LISTED ENTRIES »
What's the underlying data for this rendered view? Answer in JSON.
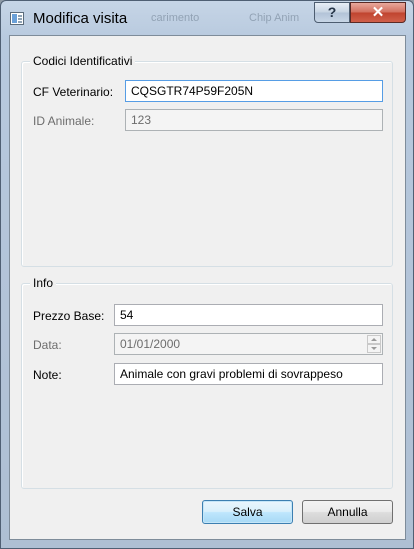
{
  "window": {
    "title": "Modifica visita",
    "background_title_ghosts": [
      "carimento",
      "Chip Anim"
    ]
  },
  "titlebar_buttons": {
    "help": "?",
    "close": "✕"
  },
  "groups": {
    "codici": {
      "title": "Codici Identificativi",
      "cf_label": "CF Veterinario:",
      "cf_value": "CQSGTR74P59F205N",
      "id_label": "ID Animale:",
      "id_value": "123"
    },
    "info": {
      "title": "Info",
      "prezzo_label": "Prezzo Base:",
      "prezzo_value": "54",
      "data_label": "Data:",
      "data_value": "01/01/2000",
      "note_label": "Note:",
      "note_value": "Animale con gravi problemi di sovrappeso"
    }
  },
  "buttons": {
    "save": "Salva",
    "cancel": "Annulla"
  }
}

* * *

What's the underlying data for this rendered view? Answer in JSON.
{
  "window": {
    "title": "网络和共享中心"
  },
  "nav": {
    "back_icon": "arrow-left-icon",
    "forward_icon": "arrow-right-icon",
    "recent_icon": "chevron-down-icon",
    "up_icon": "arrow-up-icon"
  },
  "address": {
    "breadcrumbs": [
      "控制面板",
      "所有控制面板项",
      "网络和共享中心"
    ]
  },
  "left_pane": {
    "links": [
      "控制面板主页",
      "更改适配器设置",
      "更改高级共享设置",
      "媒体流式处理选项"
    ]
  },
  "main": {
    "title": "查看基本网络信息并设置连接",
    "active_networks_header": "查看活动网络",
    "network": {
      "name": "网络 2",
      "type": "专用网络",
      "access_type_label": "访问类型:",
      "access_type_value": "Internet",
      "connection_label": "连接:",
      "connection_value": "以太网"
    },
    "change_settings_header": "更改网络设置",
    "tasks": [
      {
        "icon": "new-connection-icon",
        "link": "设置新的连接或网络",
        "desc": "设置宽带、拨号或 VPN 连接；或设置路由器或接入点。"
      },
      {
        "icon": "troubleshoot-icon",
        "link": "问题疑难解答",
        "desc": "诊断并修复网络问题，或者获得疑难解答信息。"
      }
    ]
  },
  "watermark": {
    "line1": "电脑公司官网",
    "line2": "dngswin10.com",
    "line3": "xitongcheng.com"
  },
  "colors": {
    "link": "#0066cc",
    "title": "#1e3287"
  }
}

...

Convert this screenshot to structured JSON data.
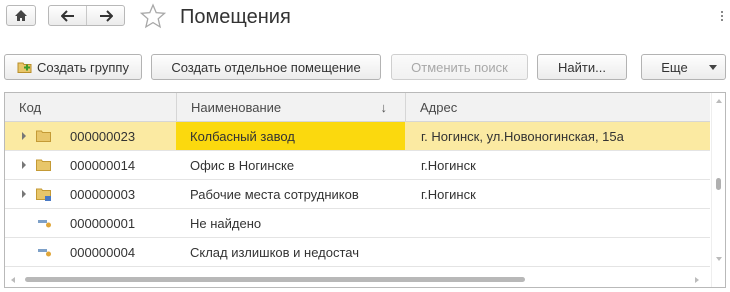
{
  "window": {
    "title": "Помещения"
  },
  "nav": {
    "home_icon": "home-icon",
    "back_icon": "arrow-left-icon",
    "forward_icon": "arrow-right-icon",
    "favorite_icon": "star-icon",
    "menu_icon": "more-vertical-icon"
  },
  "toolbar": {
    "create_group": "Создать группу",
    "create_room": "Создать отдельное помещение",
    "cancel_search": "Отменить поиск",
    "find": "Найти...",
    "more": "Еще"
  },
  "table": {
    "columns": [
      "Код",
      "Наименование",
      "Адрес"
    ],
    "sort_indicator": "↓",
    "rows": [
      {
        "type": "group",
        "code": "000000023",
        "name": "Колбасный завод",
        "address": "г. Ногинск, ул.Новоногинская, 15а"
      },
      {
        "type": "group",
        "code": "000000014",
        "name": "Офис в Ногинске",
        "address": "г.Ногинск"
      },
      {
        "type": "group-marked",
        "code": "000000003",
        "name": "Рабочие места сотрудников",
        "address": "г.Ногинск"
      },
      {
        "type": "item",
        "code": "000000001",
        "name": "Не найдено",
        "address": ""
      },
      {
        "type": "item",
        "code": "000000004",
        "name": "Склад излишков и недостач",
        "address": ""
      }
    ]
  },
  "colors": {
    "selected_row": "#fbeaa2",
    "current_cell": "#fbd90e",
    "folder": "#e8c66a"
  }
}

STATED TASK » Among the lines above, determine how many hold the word "code"; report the figure alone.

EXERCISE RESPONSE » 5